■ **OBJECTIVE**
Go through the entries and transcribe each one exactly, dropping the pictures.

■ **ENTRIES PROVIDED**
------------------------

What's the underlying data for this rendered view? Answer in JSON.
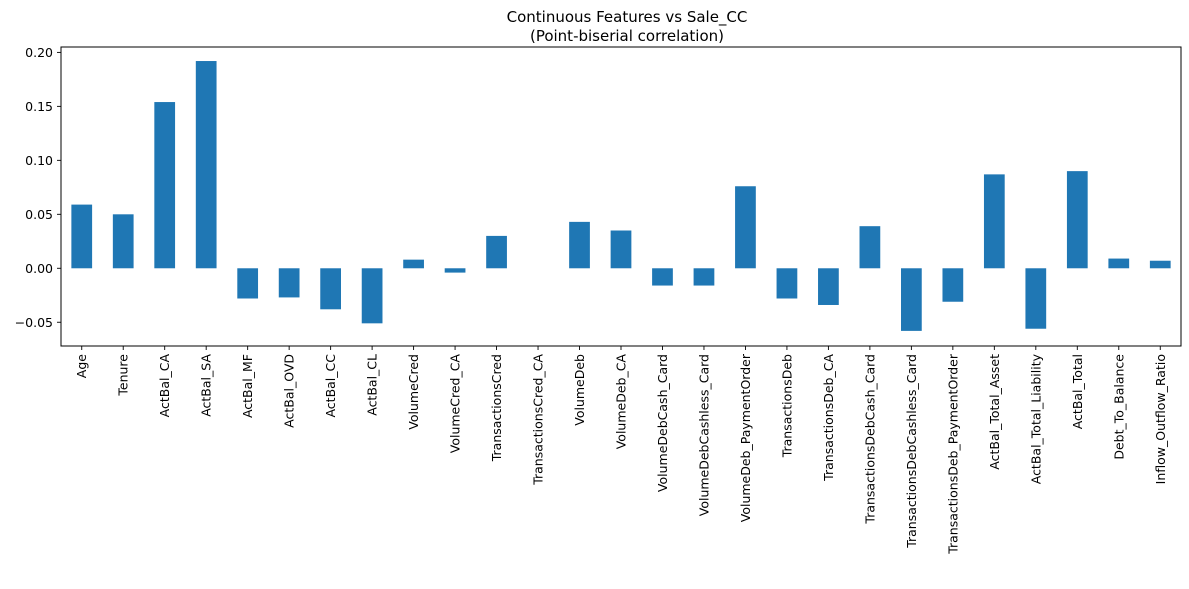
{
  "chart_data": {
    "type": "bar",
    "title": [
      "Continuous Features vs Sale_CC",
      "(Point-biserial correlation)"
    ],
    "xlabel": "",
    "ylabel": "",
    "ylim": [
      -0.072,
      0.205
    ],
    "yticks": [
      -0.05,
      0.0,
      0.05,
      0.1,
      0.15,
      0.2
    ],
    "ytick_labels": [
      "−0.05",
      "0.00",
      "0.05",
      "0.10",
      "0.15",
      "0.20"
    ],
    "grid": false,
    "legend": "none",
    "bar_color": "#1f77b4",
    "categories": [
      "Age",
      "Tenure",
      "ActBal_CA",
      "ActBal_SA",
      "ActBal_MF",
      "ActBal_OVD",
      "ActBal_CC",
      "ActBal_CL",
      "VolumeCred",
      "VolumeCred_CA",
      "TransactionsCred",
      "TransactionsCred_CA",
      "VolumeDeb",
      "VolumeDeb_CA",
      "VolumeDebCash_Card",
      "VolumeDebCashless_Card",
      "VolumeDeb_PaymentOrder",
      "TransactionsDeb",
      "TransactionsDeb_CA",
      "TransactionsDebCash_Card",
      "TransactionsDebCashless_Card",
      "TransactionsDeb_PaymentOrder",
      "ActBal_Total_Asset",
      "ActBal_Total_Liability",
      "ActBal_Total",
      "Debt_To_Balance",
      "Inflow_Outflow_Ratio"
    ],
    "values": [
      0.059,
      0.05,
      0.154,
      0.192,
      -0.028,
      -0.027,
      -0.038,
      -0.051,
      0.008,
      -0.004,
      0.03,
      0.0,
      0.043,
      0.035,
      -0.016,
      -0.016,
      0.076,
      -0.028,
      -0.034,
      0.039,
      -0.058,
      -0.031,
      0.087,
      -0.056,
      0.09,
      0.009,
      0.007
    ]
  }
}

------------------------

■ **REPLY**
What's the underlying data for this rendered view? Answer in JSON.
{
  "chart_data": {
    "type": "bar",
    "title": [
      "Continuous Features vs Sale_CC",
      "(Point-biserial correlation)"
    ],
    "xlabel": "",
    "ylabel": "",
    "ylim": [
      -0.072,
      0.205
    ],
    "yticks": [
      -0.05,
      0.0,
      0.05,
      0.1,
      0.15,
      0.2
    ],
    "ytick_labels": [
      "−0.05",
      "0.00",
      "0.05",
      "0.10",
      "0.15",
      "0.20"
    ],
    "grid": false,
    "legend": "none",
    "bar_color": "#1f77b4",
    "categories": [
      "Age",
      "Tenure",
      "ActBal_CA",
      "ActBal_SA",
      "ActBal_MF",
      "ActBal_OVD",
      "ActBal_CC",
      "ActBal_CL",
      "VolumeCred",
      "VolumeCred_CA",
      "TransactionsCred",
      "TransactionsCred_CA",
      "VolumeDeb",
      "VolumeDeb_CA",
      "VolumeDebCash_Card",
      "VolumeDebCashless_Card",
      "VolumeDeb_PaymentOrder",
      "TransactionsDeb",
      "TransactionsDeb_CA",
      "TransactionsDebCash_Card",
      "TransactionsDebCashless_Card",
      "TransactionsDeb_PaymentOrder",
      "ActBal_Total_Asset",
      "ActBal_Total_Liability",
      "ActBal_Total",
      "Debt_To_Balance",
      "Inflow_Outflow_Ratio"
    ],
    "values": [
      0.059,
      0.05,
      0.154,
      0.192,
      -0.028,
      -0.027,
      -0.038,
      -0.051,
      0.008,
      -0.004,
      0.03,
      0.0,
      0.043,
      0.035,
      -0.016,
      -0.016,
      0.076,
      -0.028,
      -0.034,
      0.039,
      -0.058,
      -0.031,
      0.087,
      -0.056,
      0.09,
      0.009,
      0.007
    ]
  }
}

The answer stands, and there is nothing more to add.